## What is required
Will you output all of the data below exactly, omitting the images?

## Material
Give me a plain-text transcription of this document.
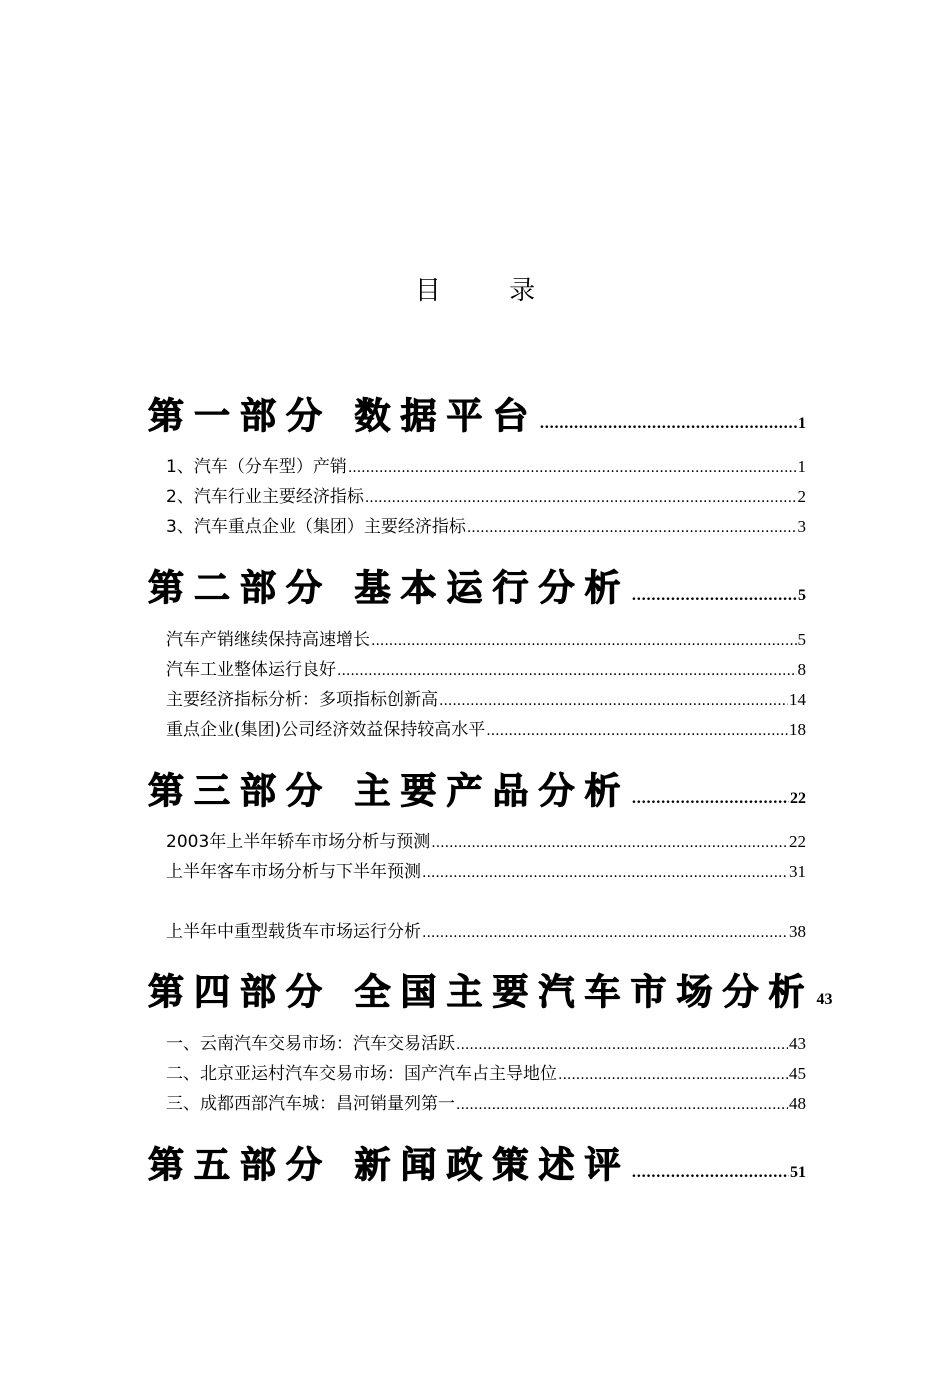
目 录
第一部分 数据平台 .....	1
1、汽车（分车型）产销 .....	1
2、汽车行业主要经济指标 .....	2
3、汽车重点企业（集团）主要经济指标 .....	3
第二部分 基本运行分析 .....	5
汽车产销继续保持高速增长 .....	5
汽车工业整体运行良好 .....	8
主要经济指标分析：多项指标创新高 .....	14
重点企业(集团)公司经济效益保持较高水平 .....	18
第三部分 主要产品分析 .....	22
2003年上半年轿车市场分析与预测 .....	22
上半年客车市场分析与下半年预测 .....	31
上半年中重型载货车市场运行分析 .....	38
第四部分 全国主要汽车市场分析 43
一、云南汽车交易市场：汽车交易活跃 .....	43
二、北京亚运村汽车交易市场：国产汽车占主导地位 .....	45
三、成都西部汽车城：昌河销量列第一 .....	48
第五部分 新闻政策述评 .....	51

## Exercise response
Give me a plain-text transcription of this document.
目 录
第一部分 数据平台 .....	1
1、汽车（分车型）产销 .....	1
2、汽车行业主要经济指标 .....	2
3、汽车重点企业（集团）主要经济指标 .....	3
第二部分 基本运行分析 .....	5
汽车产销继续保持高速增长 .....	5
汽车工业整体运行良好 .....	8
主要经济指标分析：多项指标创新高 .....	14
重点企业(集团)公司经济效益保持较高水平 .....	18
第三部分 主要产品分析 .....	22
2003年上半年轿车市场分析与预测 .....	22
上半年客车市场分析与下半年预测 .....	31
上半年中重型载货车市场运行分析 .....	38
第四部分 全国主要汽车市场分析 43
一、云南汽车交易市场：汽车交易活跃 .....	43
二、北京亚运村汽车交易市场：国产汽车占主导地位 .....	45
三、成都西部汽车城：昌河销量列第一 .....	48
第五部分 新闻政策述评 .....	51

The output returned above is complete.